### SHORT PROBLEM:
Without altering anything, output the material below.

### RECORD EXTRACTS:
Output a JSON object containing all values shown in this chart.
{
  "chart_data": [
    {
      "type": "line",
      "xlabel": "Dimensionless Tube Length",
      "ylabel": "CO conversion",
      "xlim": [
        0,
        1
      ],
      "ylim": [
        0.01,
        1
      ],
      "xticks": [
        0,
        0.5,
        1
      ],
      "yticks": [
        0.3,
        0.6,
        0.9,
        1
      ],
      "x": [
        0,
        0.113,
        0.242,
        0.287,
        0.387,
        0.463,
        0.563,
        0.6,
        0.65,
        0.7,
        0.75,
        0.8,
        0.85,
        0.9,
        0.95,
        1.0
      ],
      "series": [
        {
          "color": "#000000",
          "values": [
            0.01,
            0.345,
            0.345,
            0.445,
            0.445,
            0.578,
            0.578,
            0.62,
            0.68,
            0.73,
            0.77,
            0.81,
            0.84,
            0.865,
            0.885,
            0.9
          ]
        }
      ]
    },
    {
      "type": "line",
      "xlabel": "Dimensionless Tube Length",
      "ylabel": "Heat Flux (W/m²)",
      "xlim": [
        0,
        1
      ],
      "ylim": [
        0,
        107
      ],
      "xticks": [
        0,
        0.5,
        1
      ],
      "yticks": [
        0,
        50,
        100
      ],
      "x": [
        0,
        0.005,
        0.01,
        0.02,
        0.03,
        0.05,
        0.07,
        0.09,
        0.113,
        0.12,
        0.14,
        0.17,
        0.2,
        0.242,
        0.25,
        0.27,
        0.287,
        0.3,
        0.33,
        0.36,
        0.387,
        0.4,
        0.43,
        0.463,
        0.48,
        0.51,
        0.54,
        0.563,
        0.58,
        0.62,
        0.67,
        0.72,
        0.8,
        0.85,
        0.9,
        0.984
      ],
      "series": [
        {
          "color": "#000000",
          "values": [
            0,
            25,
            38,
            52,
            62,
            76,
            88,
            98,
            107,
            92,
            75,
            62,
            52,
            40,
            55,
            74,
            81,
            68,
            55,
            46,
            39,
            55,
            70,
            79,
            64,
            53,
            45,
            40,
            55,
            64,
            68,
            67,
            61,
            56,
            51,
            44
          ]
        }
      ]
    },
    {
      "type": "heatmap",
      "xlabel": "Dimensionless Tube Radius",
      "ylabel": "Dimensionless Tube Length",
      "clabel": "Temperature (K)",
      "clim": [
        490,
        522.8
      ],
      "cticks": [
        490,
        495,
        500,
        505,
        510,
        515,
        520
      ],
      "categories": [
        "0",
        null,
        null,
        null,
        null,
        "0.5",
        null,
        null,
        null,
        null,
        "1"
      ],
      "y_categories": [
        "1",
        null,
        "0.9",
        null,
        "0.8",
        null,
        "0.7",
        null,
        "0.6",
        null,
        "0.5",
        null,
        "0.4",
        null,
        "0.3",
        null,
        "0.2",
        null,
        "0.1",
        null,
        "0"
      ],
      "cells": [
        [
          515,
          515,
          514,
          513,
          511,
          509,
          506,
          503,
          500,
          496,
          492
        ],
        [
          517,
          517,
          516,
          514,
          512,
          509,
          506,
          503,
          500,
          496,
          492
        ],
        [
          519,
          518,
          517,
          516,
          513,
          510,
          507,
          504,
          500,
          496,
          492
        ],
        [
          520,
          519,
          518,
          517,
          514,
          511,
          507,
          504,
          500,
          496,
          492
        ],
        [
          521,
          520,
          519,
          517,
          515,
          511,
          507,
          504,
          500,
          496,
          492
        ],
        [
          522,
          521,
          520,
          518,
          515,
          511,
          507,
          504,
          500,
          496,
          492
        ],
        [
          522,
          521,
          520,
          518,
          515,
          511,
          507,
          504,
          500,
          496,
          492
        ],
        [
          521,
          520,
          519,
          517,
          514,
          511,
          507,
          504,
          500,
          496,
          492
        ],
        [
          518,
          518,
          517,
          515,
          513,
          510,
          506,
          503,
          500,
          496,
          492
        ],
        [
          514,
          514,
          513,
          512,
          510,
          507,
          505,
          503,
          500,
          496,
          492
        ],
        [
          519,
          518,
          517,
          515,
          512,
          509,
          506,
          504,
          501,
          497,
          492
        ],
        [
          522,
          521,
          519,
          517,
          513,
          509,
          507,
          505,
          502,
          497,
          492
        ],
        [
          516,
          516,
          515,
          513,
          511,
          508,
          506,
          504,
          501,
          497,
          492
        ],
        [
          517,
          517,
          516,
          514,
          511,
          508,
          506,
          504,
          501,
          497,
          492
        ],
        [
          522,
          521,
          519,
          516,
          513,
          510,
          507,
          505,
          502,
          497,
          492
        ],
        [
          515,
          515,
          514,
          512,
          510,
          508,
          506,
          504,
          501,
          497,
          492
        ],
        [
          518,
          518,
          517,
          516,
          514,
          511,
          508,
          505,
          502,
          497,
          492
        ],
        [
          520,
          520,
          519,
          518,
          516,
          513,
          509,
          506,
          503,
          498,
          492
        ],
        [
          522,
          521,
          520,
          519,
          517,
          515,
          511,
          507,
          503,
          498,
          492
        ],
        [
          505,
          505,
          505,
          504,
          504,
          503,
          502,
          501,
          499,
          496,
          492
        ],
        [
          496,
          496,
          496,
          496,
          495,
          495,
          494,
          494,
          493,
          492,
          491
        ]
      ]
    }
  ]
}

### RESPONSE:
Output a JSON object containing all values shown in this chart.
{
  "chart_data": [
    {
      "type": "line",
      "xlabel": "Dimensionless Tube Length",
      "ylabel": "CO conversion",
      "xlim": [
        0,
        1
      ],
      "ylim": [
        0.01,
        1
      ],
      "xticks": [
        0,
        0.5,
        1
      ],
      "yticks": [
        0.3,
        0.6,
        0.9,
        1
      ],
      "x": [
        0,
        0.113,
        0.242,
        0.287,
        0.387,
        0.463,
        0.563,
        0.6,
        0.65,
        0.7,
        0.75,
        0.8,
        0.85,
        0.9,
        0.95,
        1.0
      ],
      "series": [
        {
          "color": "#000000",
          "values": [
            0.01,
            0.345,
            0.345,
            0.445,
            0.445,
            0.578,
            0.578,
            0.62,
            0.68,
            0.73,
            0.77,
            0.81,
            0.84,
            0.865,
            0.885,
            0.9
          ]
        }
      ]
    },
    {
      "type": "line",
      "xlabel": "Dimensionless Tube Length",
      "ylabel": "Heat Flux (W/m²)",
      "xlim": [
        0,
        1
      ],
      "ylim": [
        0,
        107
      ],
      "xticks": [
        0,
        0.5,
        1
      ],
      "yticks": [
        0,
        50,
        100
      ],
      "x": [
        0,
        0.005,
        0.01,
        0.02,
        0.03,
        0.05,
        0.07,
        0.09,
        0.113,
        0.12,
        0.14,
        0.17,
        0.2,
        0.242,
        0.25,
        0.27,
        0.287,
        0.3,
        0.33,
        0.36,
        0.387,
        0.4,
        0.43,
        0.463,
        0.48,
        0.51,
        0.54,
        0.563,
        0.58,
        0.62,
        0.67,
        0.72,
        0.8,
        0.85,
        0.9,
        0.984
      ],
      "series": [
        {
          "color": "#000000",
          "values": [
            0,
            25,
            38,
            52,
            62,
            76,
            88,
            98,
            107,
            92,
            75,
            62,
            52,
            40,
            55,
            74,
            81,
            68,
            55,
            46,
            39,
            55,
            70,
            79,
            64,
            53,
            45,
            40,
            55,
            64,
            68,
            67,
            61,
            56,
            51,
            44
          ]
        }
      ]
    },
    {
      "type": "heatmap",
      "xlabel": "Dimensionless Tube Radius",
      "ylabel": "Dimensionless Tube Length",
      "clabel": "Temperature (K)",
      "clim": [
        490,
        522.8
      ],
      "cticks": [
        490,
        495,
        500,
        505,
        510,
        515,
        520
      ],
      "categories": [
        "0",
        null,
        null,
        null,
        null,
        "0.5",
        null,
        null,
        null,
        null,
        "1"
      ],
      "y_categories": [
        "1",
        null,
        "0.9",
        null,
        "0.8",
        null,
        "0.7",
        null,
        "0.6",
        null,
        "0.5",
        null,
        "0.4",
        null,
        "0.3",
        null,
        "0.2",
        null,
        "0.1",
        null,
        "0"
      ],
      "cells": [
        [
          515,
          515,
          514,
          513,
          511,
          509,
          506,
          503,
          500,
          496,
          492
        ],
        [
          517,
          517,
          516,
          514,
          512,
          509,
          506,
          503,
          500,
          496,
          492
        ],
        [
          519,
          518,
          517,
          516,
          513,
          510,
          507,
          504,
          500,
          496,
          492
        ],
        [
          520,
          519,
          518,
          517,
          514,
          511,
          507,
          504,
          500,
          496,
          492
        ],
        [
          521,
          520,
          519,
          517,
          515,
          511,
          507,
          504,
          500,
          496,
          492
        ],
        [
          522,
          521,
          520,
          518,
          515,
          511,
          507,
          504,
          500,
          496,
          492
        ],
        [
          522,
          521,
          520,
          518,
          515,
          511,
          507,
          504,
          500,
          496,
          492
        ],
        [
          521,
          520,
          519,
          517,
          514,
          511,
          507,
          504,
          500,
          496,
          492
        ],
        [
          518,
          518,
          517,
          515,
          513,
          510,
          506,
          503,
          500,
          496,
          492
        ],
        [
          514,
          514,
          513,
          512,
          510,
          507,
          505,
          503,
          500,
          496,
          492
        ],
        [
          519,
          518,
          517,
          515,
          512,
          509,
          506,
          504,
          501,
          497,
          492
        ],
        [
          522,
          521,
          519,
          517,
          513,
          509,
          507,
          505,
          502,
          497,
          492
        ],
        [
          516,
          516,
          515,
          513,
          511,
          508,
          506,
          504,
          501,
          497,
          492
        ],
        [
          517,
          517,
          516,
          514,
          511,
          508,
          506,
          504,
          501,
          497,
          492
        ],
        [
          522,
          521,
          519,
          516,
          513,
          510,
          507,
          505,
          502,
          497,
          492
        ],
        [
          515,
          515,
          514,
          512,
          510,
          508,
          506,
          504,
          501,
          497,
          492
        ],
        [
          518,
          518,
          517,
          516,
          514,
          511,
          508,
          505,
          502,
          497,
          492
        ],
        [
          520,
          520,
          519,
          518,
          516,
          513,
          509,
          506,
          503,
          498,
          492
        ],
        [
          522,
          521,
          520,
          519,
          517,
          515,
          511,
          507,
          503,
          498,
          492
        ],
        [
          505,
          505,
          505,
          504,
          504,
          503,
          502,
          501,
          499,
          496,
          492
        ],
        [
          496,
          496,
          496,
          496,
          495,
          495,
          494,
          494,
          493,
          492,
          491
        ]
      ]
    }
  ]
}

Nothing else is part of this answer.